Problem requirements
Search the records that follow and extract every line containing the string "WITH".
━━━ Dataset records ━━━
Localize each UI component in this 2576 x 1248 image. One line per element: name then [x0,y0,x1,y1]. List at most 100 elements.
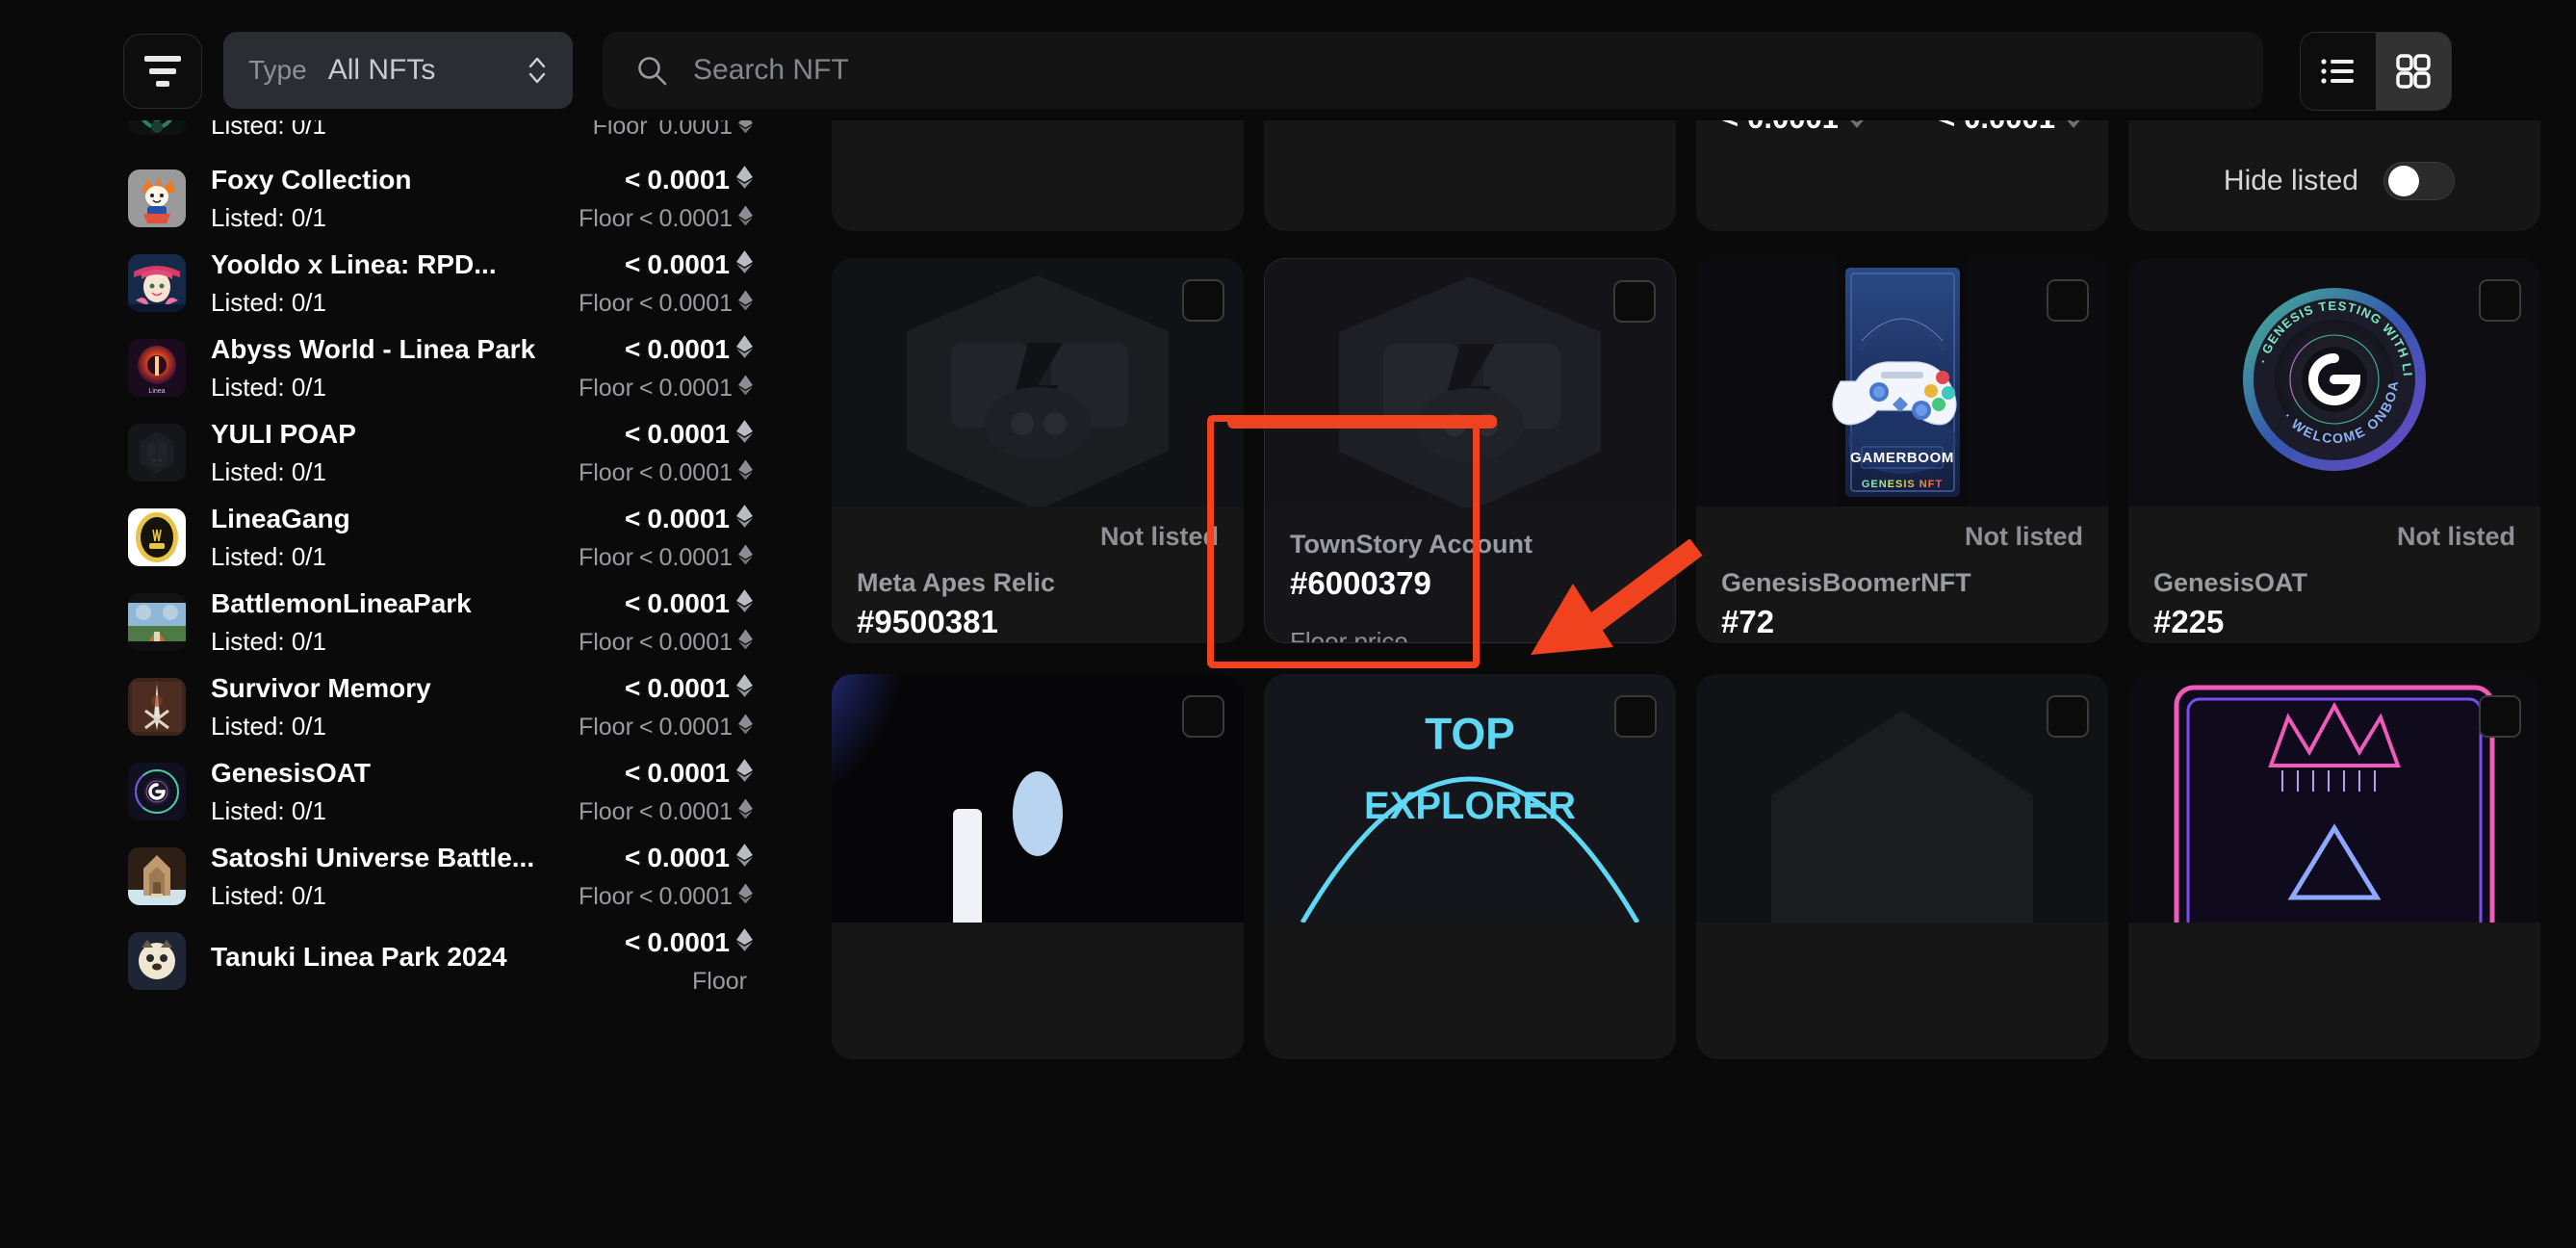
eth-icon [736,503,753,535]
eth-icon [738,543,753,572]
collection-price: <0.0001 [579,333,753,366]
floor-prefix: < [638,375,654,403]
price-number: 0.0001 [647,333,730,364]
card-select-checkbox[interactable] [1182,695,1224,738]
collection-name: GenesisBoomerNFT [1721,568,1971,597]
hide-listed-control[interactable]: Hide listed [2224,162,2455,200]
eth-icon [738,374,753,403]
floor-label: Floor [692,968,747,996]
floor-label: Floor [578,798,633,826]
foxy-fox-thumb [128,169,186,227]
collections-sidebar[interactable]: Linea Park - AsMatch... Listed: 0/1 0.00… [0,0,828,1248]
card-body: Not listed GenesisOAT #225 Floor price <… [2128,507,2540,643]
view-mode-toggle[interactable] [2300,32,2452,111]
card-select-checkbox[interactable] [2047,279,2089,322]
list-item[interactable]: BattlemonLineaPark Listed: 0/1 <0.0001 F… [0,587,828,657]
toggle-knob [2388,166,2419,196]
price-prefix: < [625,587,641,618]
nft-artwork: · GENESIS TESTING WITH LINEA PARK · · WE… [2128,258,2540,507]
list-item[interactable]: YULI POAP Listed: 0/1 <0.0001 Floor <0.00… [0,418,828,487]
floor-number: 0.0001 [658,629,733,657]
collection-thumbnail [128,508,186,566]
collection-floor: Floor <0.0001 [579,374,753,403]
nft-card-selected[interactable]: TownStory Account #6000379 Floor price <… [1264,258,1676,643]
collection-name: LineaGang [211,503,350,533]
type-select[interactable]: Type All NFTs [223,32,573,109]
filter-icon [156,81,169,87]
eth-icon [736,587,753,620]
floor-number: 0.0001 [658,798,733,826]
list-item[interactable]: Survivor Memory Listed: 0/1 <0.0001 Floo… [0,672,828,741]
floor-price-label: Floor price [1290,627,1408,643]
search-input[interactable] [693,54,2230,87]
list-item[interactable]: LineaGang Listed: 0/1 <0.0001 Floor <0.00… [0,503,828,572]
floor-number: 0.0001 [658,883,733,911]
chevron-updown-icon [527,53,548,88]
collection-price: <0.0001 [579,757,753,790]
list-item[interactable]: Linea Abyss World - Linea Park Listed: 0… [0,333,828,403]
card-select-checkbox[interactable] [1614,695,1657,738]
price-number: 0.0001 [647,503,730,533]
nft-card[interactable]: GAMERBOOM GENESIS NFT Not listed Genesis… [1696,258,2108,643]
collection-price: <0.0001 [579,418,753,451]
collection-price: <0.0001 [579,164,753,196]
list-item[interactable]: GenesisOAT Listed: 0/1 <0.0001 Floor <0.0… [0,757,828,826]
price-number: 0.0001 [647,164,730,195]
list-item[interactable]: Yooldo x Linea: RPD... Listed: 0/1 <0.00… [0,249,828,318]
price-prefix: < [625,757,641,788]
hide-listed-toggle[interactable] [2383,162,2455,200]
eth-icon [738,289,753,318]
list-item[interactable]: Tanuki Linea Park 2024 <0.0001 Floor [0,927,828,996]
collection-price: <0.0001 [579,842,753,874]
nft-artwork [832,258,1244,507]
grid-view-button[interactable] [2376,33,2451,110]
floor-label: Floor [578,290,633,318]
filter-button[interactable] [123,34,202,109]
tanuki-thumb [128,932,186,990]
nft-card[interactable] [1696,674,2108,1059]
nft-card[interactable]: TOP EXPLORER [1264,674,1676,1059]
collection-name: BattlemonLineaPark [211,587,472,618]
list-item[interactable]: Satoshi Universe Battle... Listed: 0/1 <… [0,842,828,911]
collection-name: Tanuki Linea Park 2024 [211,942,507,973]
floor-prefix: < [638,290,654,318]
card-select-checkbox[interactable] [1182,279,1224,322]
collection-floor: Floor <0.0001 [579,289,753,318]
collection-name: Satoshi Universe Battle... [211,842,535,872]
collection-thumbnail [128,847,186,905]
list-item[interactable]: Foxy Collection Listed: 0/1 <0.0001 Floo… [0,164,828,233]
nft-artwork [1696,674,2108,923]
collection-thumbnail [128,763,186,820]
price-prefix: < [625,333,641,364]
card-select-checkbox[interactable] [2479,695,2521,738]
collection-price: <0.0001 [579,503,753,535]
nft-card[interactable]: · GENESIS TESTING WITH LINEA PARK · · WE… [2128,258,2540,643]
list-view-button[interactable] [2301,33,2376,110]
nft-card[interactable]: Not listed Meta Apes Relic #9500381 Floo… [832,258,1244,643]
collection-floor: Floor <0.0001 [579,458,753,487]
card-select-checkbox[interactable] [2047,695,2089,738]
nft-artwork [832,674,1244,923]
floor-label: Floor [578,459,633,487]
card-select-checkbox[interactable] [2479,279,2521,322]
collection-name: Meta Apes Relic [857,568,1056,597]
floor-prefix: < [638,629,654,657]
collection-name: TownStory Account [1290,530,1533,559]
collection-name: Foxy Collection [211,164,412,195]
collection-name: GenesisOAT [2153,568,2308,597]
nft-artwork [2128,674,2540,923]
collection-floor: Floor <0.0001 [579,204,753,233]
eth-icon [738,797,753,826]
listed-count: Listed: 0/1 [211,712,326,741]
status-badge: Not listed [2396,522,2515,551]
nft-card[interactable] [2128,674,2540,1059]
listed-count: Listed: 0/1 [211,796,326,826]
abyss-world-thumb: Linea [128,339,186,397]
nft-artwork [1265,259,1675,507]
card-select-checkbox[interactable] [1613,280,1656,323]
floor-number: 0.0001 [658,459,733,487]
nft-card[interactable] [832,674,1244,1059]
search-bar[interactable] [603,32,2263,109]
eth-icon [736,164,753,196]
collection-name: Survivor Memory [211,672,431,703]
━━━
Written response
nft-artwork: · GENESIS TESTING WITH LINEA PARK · · WE… [2128,258,2540,507]
nft-card[interactable]: · GENESIS TESTING WITH LINEA PARK · · WE… [2128,258,2540,643]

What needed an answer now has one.